GIVEN REQUEST:
Repeat every record below exactly as it appears.

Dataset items
/---
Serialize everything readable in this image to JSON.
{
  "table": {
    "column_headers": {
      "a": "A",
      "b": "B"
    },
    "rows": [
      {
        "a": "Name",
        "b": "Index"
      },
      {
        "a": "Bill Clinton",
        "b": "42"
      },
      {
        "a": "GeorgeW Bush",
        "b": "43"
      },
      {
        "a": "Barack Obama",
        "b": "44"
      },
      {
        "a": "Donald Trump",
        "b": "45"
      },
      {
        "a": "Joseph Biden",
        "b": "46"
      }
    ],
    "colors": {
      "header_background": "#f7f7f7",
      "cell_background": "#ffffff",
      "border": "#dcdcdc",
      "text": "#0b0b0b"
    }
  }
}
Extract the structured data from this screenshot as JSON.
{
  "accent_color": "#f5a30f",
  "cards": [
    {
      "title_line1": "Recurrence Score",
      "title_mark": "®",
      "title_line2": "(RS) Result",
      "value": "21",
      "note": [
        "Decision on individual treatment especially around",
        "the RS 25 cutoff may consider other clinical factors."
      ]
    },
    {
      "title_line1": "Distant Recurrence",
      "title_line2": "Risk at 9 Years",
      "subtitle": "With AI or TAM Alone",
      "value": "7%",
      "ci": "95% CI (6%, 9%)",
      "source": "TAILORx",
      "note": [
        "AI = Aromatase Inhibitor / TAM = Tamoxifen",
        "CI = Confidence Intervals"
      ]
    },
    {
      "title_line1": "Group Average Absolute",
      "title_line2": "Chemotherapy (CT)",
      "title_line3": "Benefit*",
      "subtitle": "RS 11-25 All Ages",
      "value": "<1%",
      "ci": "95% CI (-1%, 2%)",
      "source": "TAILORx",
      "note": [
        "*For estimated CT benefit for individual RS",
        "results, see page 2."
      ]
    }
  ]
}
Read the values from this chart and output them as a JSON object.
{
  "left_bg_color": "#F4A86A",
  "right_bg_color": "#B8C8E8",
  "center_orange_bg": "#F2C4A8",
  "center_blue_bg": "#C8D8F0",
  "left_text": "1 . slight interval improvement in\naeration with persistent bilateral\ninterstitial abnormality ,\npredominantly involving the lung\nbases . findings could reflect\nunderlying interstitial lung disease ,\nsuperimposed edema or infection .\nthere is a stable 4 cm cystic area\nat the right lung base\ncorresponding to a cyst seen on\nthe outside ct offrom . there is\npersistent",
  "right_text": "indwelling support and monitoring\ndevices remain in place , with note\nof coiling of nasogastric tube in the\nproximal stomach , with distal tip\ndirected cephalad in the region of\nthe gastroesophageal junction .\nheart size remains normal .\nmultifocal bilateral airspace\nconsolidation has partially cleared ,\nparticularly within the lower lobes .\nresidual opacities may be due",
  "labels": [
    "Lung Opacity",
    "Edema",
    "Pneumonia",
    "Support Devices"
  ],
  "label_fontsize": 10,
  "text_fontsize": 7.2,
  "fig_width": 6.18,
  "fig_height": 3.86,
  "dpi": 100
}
\---
WRITTEN REPLY:
Serialize everything readable in this image to JSON.
{
  "table": {
    "column_headers": {
      "a": "A",
      "b": "B"
    },
    "rows": [
      {
        "a": "Name",
        "b": "Index"
      },
      {
        "a": "Bill Clinton",
        "b": "42"
      },
      {
        "a": "GeorgeW Bush",
        "b": "43"
      },
      {
        "a": "Barack Obama",
        "b": "44"
      },
      {
        "a": "Donald Trump",
        "b": "45"
      },
      {
        "a": "Joseph Biden",
        "b": "46"
      }
    ],
    "colors": {
      "header_background": "#f7f7f7",
      "cell_background": "#ffffff",
      "border": "#dcdcdc",
      "text": "#0b0b0b"
    }
  }
}
Extract the structured data from this screenshot as JSON.
{
  "accent_color": "#f5a30f",
  "cards": [
    {
      "title_line1": "Recurrence Score",
      "title_mark": "®",
      "title_line2": "(RS) Result",
      "value": "21",
      "note": [
        "Decision on individual treatment especially around",
        "the RS 25 cutoff may consider other clinical factors."
      ]
    },
    {
      "title_line1": "Distant Recurrence",
      "title_line2": "Risk at 9 Years",
      "subtitle": "With AI or TAM Alone",
      "value": "7%",
      "ci": "95% CI (6%, 9%)",
      "source": "TAILORx",
      "note": [
        "AI = Aromatase Inhibitor / TAM = Tamoxifen",
        "CI = Confidence Intervals"
      ]
    },
    {
      "title_line1": "Group Average Absolute",
      "title_line2": "Chemotherapy (CT)",
      "title_line3": "Benefit*",
      "subtitle": "RS 11-25 All Ages",
      "value": "<1%",
      "ci": "95% CI (-1%, 2%)",
      "source": "TAILORx",
      "note": [
        "*For estimated CT benefit for individual RS",
        "results, see page 2."
      ]
    }
  ]
}
Read the values from this chart and output them as a JSON object.
{
  "left_bg_color": "#F4A86A",
  "right_bg_color": "#B8C8E8",
  "center_orange_bg": "#F2C4A8",
  "center_blue_bg": "#C8D8F0",
  "left_text": "1 . slight interval improvement in\naeration with persistent bilateral\ninterstitial abnormality ,\npredominantly involving the lung\nbases . findings could reflect\nunderlying interstitial lung disease ,\nsuperimposed edema or infection .\nthere is a stable 4 cm cystic area\nat the right lung base\ncorresponding to a cyst seen on\nthe outside ct offrom . there is\npersistent",
  "right_text": "indwelling support and monitoring\ndevices remain in place , with note\nof coiling of nasogastric tube in the\nproximal stomach , with distal tip\ndirected cephalad in the region of\nthe gastroesophageal junction .\nheart size remains normal .\nmultifocal bilateral airspace\nconsolidation has partially cleared ,\nparticularly within the lower lobes .\nresidual opacities may be due",
  "labels": [
    "Lung Opacity",
    "Edema",
    "Pneumonia",
    "Support Devices"
  ],
  "label_fontsize": 10,
  "text_fontsize": 7.2,
  "fig_width": 6.18,
  "fig_height": 3.86,
  "dpi": 100
}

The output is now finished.